## GIVEN REQUEST
All records below must be retyped exactly.

## RECORDS FOR PROCESSING
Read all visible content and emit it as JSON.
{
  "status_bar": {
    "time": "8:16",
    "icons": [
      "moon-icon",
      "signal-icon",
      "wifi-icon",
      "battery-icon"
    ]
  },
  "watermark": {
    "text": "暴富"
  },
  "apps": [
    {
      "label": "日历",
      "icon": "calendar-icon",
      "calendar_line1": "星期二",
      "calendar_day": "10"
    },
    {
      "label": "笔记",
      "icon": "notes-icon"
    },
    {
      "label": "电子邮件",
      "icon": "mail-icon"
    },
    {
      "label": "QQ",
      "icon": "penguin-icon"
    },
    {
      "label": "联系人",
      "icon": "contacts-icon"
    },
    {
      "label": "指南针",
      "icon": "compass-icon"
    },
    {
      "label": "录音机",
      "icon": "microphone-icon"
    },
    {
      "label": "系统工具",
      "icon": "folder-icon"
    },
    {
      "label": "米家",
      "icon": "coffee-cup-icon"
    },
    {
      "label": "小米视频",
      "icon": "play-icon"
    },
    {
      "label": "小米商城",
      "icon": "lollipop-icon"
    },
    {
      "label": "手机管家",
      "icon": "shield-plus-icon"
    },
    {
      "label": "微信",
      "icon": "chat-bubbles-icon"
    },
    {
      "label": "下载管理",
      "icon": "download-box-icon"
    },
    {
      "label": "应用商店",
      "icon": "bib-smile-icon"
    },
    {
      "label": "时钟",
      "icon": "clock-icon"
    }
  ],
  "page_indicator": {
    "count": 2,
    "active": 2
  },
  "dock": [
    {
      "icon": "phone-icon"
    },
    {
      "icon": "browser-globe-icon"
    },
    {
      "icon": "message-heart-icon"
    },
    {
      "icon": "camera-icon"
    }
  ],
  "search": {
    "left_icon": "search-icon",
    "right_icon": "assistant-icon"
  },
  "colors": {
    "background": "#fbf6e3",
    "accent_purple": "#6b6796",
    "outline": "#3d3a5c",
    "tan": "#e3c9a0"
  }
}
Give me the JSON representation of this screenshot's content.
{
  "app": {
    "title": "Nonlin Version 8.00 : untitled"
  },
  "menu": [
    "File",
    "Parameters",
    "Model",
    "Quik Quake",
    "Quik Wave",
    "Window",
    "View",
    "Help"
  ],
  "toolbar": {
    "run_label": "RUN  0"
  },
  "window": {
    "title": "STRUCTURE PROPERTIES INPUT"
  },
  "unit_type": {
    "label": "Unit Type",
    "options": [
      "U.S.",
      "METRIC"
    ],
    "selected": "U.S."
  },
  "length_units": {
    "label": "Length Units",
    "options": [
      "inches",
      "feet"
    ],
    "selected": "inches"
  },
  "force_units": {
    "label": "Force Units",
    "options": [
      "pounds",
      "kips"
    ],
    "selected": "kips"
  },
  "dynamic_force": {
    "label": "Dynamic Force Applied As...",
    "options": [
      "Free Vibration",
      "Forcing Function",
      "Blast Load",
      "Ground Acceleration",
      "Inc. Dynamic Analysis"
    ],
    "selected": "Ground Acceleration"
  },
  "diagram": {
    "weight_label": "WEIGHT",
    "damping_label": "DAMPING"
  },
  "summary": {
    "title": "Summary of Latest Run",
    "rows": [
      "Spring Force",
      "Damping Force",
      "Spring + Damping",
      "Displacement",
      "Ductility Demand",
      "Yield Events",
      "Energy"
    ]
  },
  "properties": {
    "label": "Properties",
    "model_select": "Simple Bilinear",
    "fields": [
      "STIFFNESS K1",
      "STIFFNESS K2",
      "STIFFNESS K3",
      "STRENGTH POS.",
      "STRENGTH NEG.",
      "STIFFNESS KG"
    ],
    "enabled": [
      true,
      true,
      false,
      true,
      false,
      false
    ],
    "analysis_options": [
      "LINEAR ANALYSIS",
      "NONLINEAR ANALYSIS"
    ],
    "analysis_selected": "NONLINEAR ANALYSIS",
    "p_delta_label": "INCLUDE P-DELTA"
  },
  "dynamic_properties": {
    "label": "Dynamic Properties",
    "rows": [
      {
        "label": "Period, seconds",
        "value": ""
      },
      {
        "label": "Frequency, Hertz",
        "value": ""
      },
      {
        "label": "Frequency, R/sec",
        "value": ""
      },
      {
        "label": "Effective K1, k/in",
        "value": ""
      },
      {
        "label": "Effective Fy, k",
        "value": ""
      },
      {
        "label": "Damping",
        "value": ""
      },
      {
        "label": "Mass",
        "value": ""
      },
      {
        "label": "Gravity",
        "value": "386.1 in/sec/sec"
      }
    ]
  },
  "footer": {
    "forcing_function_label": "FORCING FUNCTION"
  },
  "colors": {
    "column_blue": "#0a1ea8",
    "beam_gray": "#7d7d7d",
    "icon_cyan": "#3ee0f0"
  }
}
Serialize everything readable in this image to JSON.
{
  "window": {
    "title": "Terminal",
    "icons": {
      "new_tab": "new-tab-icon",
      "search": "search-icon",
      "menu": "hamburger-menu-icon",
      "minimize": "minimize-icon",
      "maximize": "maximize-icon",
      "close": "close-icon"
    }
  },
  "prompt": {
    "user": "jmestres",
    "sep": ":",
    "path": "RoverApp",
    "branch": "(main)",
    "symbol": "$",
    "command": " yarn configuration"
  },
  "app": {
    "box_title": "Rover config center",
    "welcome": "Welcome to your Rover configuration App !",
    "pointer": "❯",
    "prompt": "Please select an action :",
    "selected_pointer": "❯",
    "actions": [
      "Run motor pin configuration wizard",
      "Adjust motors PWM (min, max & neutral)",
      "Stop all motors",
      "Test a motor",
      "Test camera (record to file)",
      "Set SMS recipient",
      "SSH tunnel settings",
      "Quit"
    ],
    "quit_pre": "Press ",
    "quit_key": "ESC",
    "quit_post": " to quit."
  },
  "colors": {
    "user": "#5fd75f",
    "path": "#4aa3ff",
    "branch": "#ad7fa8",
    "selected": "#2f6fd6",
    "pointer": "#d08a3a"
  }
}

## REPLY TO THE TASK
Read all visible content and emit it as JSON.
{
  "status_bar": {
    "time": "8:16",
    "icons": [
      "moon-icon",
      "signal-icon",
      "wifi-icon",
      "battery-icon"
    ]
  },
  "watermark": {
    "text": "暴富"
  },
  "apps": [
    {
      "label": "日历",
      "icon": "calendar-icon",
      "calendar_line1": "星期二",
      "calendar_day": "10"
    },
    {
      "label": "笔记",
      "icon": "notes-icon"
    },
    {
      "label": "电子邮件",
      "icon": "mail-icon"
    },
    {
      "label": "QQ",
      "icon": "penguin-icon"
    },
    {
      "label": "联系人",
      "icon": "contacts-icon"
    },
    {
      "label": "指南针",
      "icon": "compass-icon"
    },
    {
      "label": "录音机",
      "icon": "microphone-icon"
    },
    {
      "label": "系统工具",
      "icon": "folder-icon"
    },
    {
      "label": "米家",
      "icon": "coffee-cup-icon"
    },
    {
      "label": "小米视频",
      "icon": "play-icon"
    },
    {
      "label": "小米商城",
      "icon": "lollipop-icon"
    },
    {
      "label": "手机管家",
      "icon": "shield-plus-icon"
    },
    {
      "label": "微信",
      "icon": "chat-bubbles-icon"
    },
    {
      "label": "下载管理",
      "icon": "download-box-icon"
    },
    {
      "label": "应用商店",
      "icon": "bib-smile-icon"
    },
    {
      "label": "时钟",
      "icon": "clock-icon"
    }
  ],
  "page_indicator": {
    "count": 2,
    "active": 2
  },
  "dock": [
    {
      "icon": "phone-icon"
    },
    {
      "icon": "browser-globe-icon"
    },
    {
      "icon": "message-heart-icon"
    },
    {
      "icon": "camera-icon"
    }
  ],
  "search": {
    "left_icon": "search-icon",
    "right_icon": "assistant-icon"
  },
  "colors": {
    "background": "#fbf6e3",
    "accent_purple": "#6b6796",
    "outline": "#3d3a5c",
    "tan": "#e3c9a0"
  }
}
Give me the JSON representation of this screenshot's content.
{
  "app": {
    "title": "Nonlin Version 8.00 : untitled"
  },
  "menu": [
    "File",
    "Parameters",
    "Model",
    "Quik Quake",
    "Quik Wave",
    "Window",
    "View",
    "Help"
  ],
  "toolbar": {
    "run_label": "RUN  0"
  },
  "window": {
    "title": "STRUCTURE PROPERTIES INPUT"
  },
  "unit_type": {
    "label": "Unit Type",
    "options": [
      "U.S.",
      "METRIC"
    ],
    "selected": "U.S."
  },
  "length_units": {
    "label": "Length Units",
    "options": [
      "inches",
      "feet"
    ],
    "selected": "inches"
  },
  "force_units": {
    "label": "Force Units",
    "options": [
      "pounds",
      "kips"
    ],
    "selected": "kips"
  },
  "dynamic_force": {
    "label": "Dynamic Force Applied As...",
    "options": [
      "Free Vibration",
      "Forcing Function",
      "Blast Load",
      "Ground Acceleration",
      "Inc. Dynamic Analysis"
    ],
    "selected": "Ground Acceleration"
  },
  "diagram": {
    "weight_label": "WEIGHT",
    "damping_label": "DAMPING"
  },
  "summary": {
    "title": "Summary of Latest Run",
    "rows": [
      "Spring Force",
      "Damping Force",
      "Spring + Damping",
      "Displacement",
      "Ductility Demand",
      "Yield Events",
      "Energy"
    ]
  },
  "properties": {
    "label": "Properties",
    "model_select": "Simple Bilinear",
    "fields": [
      "STIFFNESS K1",
      "STIFFNESS K2",
      "STIFFNESS K3",
      "STRENGTH POS.",
      "STRENGTH NEG.",
      "STIFFNESS KG"
    ],
    "enabled": [
      true,
      true,
      false,
      true,
      false,
      false
    ],
    "analysis_options": [
      "LINEAR ANALYSIS",
      "NONLINEAR ANALYSIS"
    ],
    "analysis_selected": "NONLINEAR ANALYSIS",
    "p_delta_label": "INCLUDE P-DELTA"
  },
  "dynamic_properties": {
    "label": "Dynamic Properties",
    "rows": [
      {
        "label": "Period, seconds",
        "value": ""
      },
      {
        "label": "Frequency, Hertz",
        "value": ""
      },
      {
        "label": "Frequency, R/sec",
        "value": ""
      },
      {
        "label": "Effective K1, k/in",
        "value": ""
      },
      {
        "label": "Effective Fy, k",
        "value": ""
      },
      {
        "label": "Damping",
        "value": ""
      },
      {
        "label": "Mass",
        "value": ""
      },
      {
        "label": "Gravity",
        "value": "386.1 in/sec/sec"
      }
    ]
  },
  "footer": {
    "forcing_function_label": "FORCING FUNCTION"
  },
  "colors": {
    "column_blue": "#0a1ea8",
    "beam_gray": "#7d7d7d",
    "icon_cyan": "#3ee0f0"
  }
}
Serialize everything readable in this image to JSON.
{
  "window": {
    "title": "Terminal",
    "icons": {
      "new_tab": "new-tab-icon",
      "search": "search-icon",
      "menu": "hamburger-menu-icon",
      "minimize": "minimize-icon",
      "maximize": "maximize-icon",
      "close": "close-icon"
    }
  },
  "prompt": {
    "user": "jmestres",
    "sep": ":",
    "path": "RoverApp",
    "branch": "(main)",
    "symbol": "$",
    "command": " yarn configuration"
  },
  "app": {
    "box_title": "Rover config center",
    "welcome": "Welcome to your Rover configuration App !",
    "pointer": "❯",
    "prompt": "Please select an action :",
    "selected_pointer": "❯",
    "actions": [
      "Run motor pin configuration wizard",
      "Adjust motors PWM (min, max & neutral)",
      "Stop all motors",
      "Test a motor",
      "Test camera (record to file)",
      "Set SMS recipient",
      "SSH tunnel settings",
      "Quit"
    ],
    "quit_pre": "Press ",
    "quit_key": "ESC",
    "quit_post": " to quit."
  },
  "colors": {
    "user": "#5fd75f",
    "path": "#4aa3ff",
    "branch": "#ad7fa8",
    "selected": "#2f6fd6",
    "pointer": "#d08a3a"
  }
}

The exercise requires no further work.